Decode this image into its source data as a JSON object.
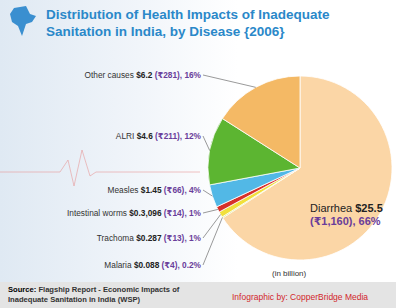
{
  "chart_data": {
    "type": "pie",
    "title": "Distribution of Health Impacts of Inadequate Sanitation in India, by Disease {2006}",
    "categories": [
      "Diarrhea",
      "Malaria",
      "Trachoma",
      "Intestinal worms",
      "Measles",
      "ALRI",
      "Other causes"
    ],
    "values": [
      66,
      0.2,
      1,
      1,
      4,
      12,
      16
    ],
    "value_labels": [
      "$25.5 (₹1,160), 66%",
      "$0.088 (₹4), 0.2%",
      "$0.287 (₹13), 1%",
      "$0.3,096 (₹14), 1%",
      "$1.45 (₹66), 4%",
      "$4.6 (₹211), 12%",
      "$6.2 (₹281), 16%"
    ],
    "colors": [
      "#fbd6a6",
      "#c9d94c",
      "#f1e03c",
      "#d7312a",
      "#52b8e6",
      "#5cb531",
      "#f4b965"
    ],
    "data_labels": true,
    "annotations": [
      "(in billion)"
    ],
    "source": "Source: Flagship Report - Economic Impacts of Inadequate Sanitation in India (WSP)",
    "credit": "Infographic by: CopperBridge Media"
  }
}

________________

What to produce –
Reproduce each entry precisely. Leave the pictures out.

Completed exercise –
Decode this image into its source data as a JSON object.
{
  "chart_data": {
    "type": "pie",
    "title": "Distribution of Health Impacts of Inadequate Sanitation in India, by Disease {2006}",
    "categories": [
      "Diarrhea",
      "Malaria",
      "Trachoma",
      "Intestinal worms",
      "Measles",
      "ALRI",
      "Other causes"
    ],
    "values": [
      66,
      0.2,
      1,
      1,
      4,
      12,
      16
    ],
    "value_labels": [
      "$25.5 (₹1,160), 66%",
      "$0.088 (₹4), 0.2%",
      "$0.287 (₹13), 1%",
      "$0.3,096 (₹14), 1%",
      "$1.45 (₹66), 4%",
      "$4.6 (₹211), 12%",
      "$6.2 (₹281), 16%"
    ],
    "colors": [
      "#fbd6a6",
      "#c9d94c",
      "#f1e03c",
      "#d7312a",
      "#52b8e6",
      "#5cb531",
      "#f4b965"
    ],
    "data_labels": true,
    "annotations": [
      "(in billion)"
    ],
    "source": "Source: Flagship Report - Economic Impacts of Inadequate Sanitation in India (WSP)",
    "credit": "Infographic by: CopperBridge Media"
  }
}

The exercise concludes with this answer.